§ Work task: Reproduce, word for word, the stretch of the WhatsApp design notes from "Why It Is Hard" through "on its own.".
[Passage for review Boundary: Start]
May 7, 2026

Design WhatsApp

Interview notes for a real-time messaging system with persistent connections, guaranteed delivery, inbox tracking, and media uploads.

Why It Is Hard

WhatsApp combines persistent bidirectional connections, offline delivery, and very low latency at huge scale. Each part is hard on its own.

Requirements

  • Real-time messages
  • Group chats
  • Offline message delivery
  • Media messages

Core Entities

  • User
  • Chat
  • Chat participant
  • Message
  • Inbox
  • Client

The key idea is to separate permanent message storage from temporary delivery tracking.

API Shape

WebSockets fit best because the system needs bidirectional push and pull behavior.

Message Flow

  1. Store the message durably
  2. Create inbox entries for each recipient
  3. Push online recipients immediately
  4. Delete inbox entries after ACK

That gives you both speed and eventual delivery.
[Passage for review Boundary: End]
[Provided information Boundary: Start]
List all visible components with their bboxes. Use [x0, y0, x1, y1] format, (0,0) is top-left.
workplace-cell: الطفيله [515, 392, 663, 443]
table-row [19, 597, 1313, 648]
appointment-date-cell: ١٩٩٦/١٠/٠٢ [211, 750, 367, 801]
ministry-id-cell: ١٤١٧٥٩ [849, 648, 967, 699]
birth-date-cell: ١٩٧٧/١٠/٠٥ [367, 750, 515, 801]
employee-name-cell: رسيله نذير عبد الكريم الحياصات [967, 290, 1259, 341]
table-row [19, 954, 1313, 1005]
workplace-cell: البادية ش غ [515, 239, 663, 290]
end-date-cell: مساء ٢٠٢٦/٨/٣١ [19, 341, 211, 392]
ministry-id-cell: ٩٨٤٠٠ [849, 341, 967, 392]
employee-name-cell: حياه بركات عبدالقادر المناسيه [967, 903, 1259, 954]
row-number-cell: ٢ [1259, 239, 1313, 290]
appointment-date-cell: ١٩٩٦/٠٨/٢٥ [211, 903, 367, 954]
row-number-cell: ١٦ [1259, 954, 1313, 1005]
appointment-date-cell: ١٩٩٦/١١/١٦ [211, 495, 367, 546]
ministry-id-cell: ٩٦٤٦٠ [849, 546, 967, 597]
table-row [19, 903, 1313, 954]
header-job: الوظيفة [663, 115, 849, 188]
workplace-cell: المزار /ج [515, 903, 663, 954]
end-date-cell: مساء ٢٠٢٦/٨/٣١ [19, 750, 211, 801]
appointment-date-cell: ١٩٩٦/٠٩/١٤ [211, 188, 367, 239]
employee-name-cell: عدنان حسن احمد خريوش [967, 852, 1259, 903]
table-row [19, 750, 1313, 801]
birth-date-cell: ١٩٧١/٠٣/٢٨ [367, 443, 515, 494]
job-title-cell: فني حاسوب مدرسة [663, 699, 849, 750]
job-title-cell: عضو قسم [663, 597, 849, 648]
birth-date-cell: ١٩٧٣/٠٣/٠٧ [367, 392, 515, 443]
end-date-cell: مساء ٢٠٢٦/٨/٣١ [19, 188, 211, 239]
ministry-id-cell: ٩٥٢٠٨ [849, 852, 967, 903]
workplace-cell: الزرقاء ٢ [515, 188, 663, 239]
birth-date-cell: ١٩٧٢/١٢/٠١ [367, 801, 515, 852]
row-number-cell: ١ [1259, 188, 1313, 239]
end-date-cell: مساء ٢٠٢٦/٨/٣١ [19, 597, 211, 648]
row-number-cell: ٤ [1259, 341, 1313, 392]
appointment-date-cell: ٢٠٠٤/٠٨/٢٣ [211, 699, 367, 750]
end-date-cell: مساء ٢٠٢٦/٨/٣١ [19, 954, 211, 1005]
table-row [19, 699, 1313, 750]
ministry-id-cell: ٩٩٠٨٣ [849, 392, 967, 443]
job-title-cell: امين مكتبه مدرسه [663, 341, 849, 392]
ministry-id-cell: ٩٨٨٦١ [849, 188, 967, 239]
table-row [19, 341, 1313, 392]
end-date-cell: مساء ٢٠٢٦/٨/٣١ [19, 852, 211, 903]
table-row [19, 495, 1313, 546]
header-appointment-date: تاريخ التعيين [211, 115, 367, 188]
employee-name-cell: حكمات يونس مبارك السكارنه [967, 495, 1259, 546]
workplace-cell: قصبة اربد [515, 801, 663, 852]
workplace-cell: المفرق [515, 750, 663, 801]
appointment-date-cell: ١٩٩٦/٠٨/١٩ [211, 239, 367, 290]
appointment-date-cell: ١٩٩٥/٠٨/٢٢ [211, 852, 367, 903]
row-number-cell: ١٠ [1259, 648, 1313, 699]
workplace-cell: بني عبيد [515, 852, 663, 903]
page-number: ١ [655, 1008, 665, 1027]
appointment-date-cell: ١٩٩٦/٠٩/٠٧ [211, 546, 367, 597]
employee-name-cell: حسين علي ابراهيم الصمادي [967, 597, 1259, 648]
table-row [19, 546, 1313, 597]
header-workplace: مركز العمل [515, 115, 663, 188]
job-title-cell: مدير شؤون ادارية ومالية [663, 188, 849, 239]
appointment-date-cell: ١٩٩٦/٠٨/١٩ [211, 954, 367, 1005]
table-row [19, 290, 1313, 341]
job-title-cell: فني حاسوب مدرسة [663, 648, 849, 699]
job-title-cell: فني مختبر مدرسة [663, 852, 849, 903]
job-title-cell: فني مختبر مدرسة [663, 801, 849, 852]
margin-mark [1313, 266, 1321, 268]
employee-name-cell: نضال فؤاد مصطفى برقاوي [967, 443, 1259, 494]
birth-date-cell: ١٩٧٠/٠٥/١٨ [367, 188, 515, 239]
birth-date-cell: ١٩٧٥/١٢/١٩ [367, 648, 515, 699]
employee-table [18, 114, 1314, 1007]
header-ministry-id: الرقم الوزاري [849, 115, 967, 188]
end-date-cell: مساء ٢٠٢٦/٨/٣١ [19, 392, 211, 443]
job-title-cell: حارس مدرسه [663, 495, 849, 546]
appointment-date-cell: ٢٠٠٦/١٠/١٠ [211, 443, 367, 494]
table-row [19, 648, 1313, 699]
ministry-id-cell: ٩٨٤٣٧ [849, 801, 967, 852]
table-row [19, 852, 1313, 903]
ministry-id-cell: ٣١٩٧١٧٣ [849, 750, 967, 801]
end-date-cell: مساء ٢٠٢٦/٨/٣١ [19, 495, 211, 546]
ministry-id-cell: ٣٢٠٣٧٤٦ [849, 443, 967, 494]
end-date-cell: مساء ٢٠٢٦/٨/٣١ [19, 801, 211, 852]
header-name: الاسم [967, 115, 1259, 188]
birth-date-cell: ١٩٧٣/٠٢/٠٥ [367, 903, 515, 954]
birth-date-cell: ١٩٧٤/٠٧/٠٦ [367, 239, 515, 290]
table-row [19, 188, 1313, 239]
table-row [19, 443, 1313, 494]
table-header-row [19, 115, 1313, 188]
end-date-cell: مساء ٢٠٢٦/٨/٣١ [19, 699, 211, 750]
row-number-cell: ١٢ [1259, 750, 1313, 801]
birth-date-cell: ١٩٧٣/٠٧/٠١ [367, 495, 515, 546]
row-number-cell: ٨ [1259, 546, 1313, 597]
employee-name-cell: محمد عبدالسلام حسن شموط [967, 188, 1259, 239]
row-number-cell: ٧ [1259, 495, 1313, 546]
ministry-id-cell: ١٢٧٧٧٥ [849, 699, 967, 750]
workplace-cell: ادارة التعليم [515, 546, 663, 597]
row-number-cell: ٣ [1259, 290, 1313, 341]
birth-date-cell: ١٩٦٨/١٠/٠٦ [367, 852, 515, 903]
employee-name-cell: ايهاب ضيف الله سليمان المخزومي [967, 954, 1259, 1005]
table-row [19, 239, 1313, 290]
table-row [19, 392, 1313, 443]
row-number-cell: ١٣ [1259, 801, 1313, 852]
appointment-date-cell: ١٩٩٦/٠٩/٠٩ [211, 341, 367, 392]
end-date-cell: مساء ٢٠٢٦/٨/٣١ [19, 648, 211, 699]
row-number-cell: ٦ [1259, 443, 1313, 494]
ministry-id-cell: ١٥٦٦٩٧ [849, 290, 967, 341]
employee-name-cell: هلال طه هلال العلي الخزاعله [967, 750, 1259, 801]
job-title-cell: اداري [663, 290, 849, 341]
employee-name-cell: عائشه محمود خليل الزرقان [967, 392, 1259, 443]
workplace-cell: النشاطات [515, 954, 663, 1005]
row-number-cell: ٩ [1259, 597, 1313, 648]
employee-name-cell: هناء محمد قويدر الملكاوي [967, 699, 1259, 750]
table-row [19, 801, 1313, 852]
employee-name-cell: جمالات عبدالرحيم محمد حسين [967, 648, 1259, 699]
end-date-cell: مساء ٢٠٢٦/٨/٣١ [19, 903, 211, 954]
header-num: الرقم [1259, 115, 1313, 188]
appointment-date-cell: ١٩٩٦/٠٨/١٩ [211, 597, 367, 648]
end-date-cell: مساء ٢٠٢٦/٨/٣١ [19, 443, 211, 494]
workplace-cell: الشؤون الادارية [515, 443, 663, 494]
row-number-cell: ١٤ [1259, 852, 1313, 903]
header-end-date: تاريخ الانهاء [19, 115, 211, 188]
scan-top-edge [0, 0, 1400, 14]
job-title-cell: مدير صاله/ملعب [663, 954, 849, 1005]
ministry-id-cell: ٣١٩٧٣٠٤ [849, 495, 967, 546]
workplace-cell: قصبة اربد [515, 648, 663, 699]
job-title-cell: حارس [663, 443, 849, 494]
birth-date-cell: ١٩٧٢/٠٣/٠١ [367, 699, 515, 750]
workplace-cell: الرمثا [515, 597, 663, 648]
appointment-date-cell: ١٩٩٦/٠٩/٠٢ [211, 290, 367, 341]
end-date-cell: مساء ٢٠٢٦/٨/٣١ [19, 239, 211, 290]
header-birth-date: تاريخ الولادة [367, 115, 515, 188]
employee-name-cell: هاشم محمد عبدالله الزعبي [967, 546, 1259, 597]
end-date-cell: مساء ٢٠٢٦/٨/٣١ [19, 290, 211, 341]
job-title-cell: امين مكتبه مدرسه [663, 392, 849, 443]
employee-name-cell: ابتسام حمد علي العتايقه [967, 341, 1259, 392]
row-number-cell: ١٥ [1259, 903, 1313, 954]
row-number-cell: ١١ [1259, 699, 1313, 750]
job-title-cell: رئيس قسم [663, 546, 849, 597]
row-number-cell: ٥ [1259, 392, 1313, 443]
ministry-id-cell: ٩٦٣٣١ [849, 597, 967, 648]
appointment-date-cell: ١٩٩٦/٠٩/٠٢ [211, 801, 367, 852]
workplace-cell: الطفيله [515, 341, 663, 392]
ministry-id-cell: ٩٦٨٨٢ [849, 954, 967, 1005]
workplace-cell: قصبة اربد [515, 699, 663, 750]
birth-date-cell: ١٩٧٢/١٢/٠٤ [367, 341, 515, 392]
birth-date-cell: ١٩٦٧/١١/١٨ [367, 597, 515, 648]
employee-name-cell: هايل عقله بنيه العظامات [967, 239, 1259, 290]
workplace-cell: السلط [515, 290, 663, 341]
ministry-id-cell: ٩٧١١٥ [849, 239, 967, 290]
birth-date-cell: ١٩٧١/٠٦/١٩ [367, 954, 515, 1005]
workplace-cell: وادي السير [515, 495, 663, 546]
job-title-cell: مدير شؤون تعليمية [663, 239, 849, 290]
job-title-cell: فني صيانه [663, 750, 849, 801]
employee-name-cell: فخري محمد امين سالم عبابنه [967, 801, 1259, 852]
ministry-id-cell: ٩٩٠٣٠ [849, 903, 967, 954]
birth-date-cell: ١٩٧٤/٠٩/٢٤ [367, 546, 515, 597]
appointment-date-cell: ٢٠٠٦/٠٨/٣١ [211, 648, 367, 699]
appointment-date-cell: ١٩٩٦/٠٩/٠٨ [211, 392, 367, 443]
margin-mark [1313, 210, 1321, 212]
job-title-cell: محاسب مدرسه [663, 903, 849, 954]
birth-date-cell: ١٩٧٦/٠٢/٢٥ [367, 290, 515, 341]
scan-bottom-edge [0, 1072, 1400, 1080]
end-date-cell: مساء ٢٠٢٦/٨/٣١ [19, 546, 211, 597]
[Provided information Boundary: End]
§ Exercise output:
Why It Is Hard

WhatsApp combines persistent bidirectional connections, offline delivery, and very low latency at huge scale. Each part is hard on its own.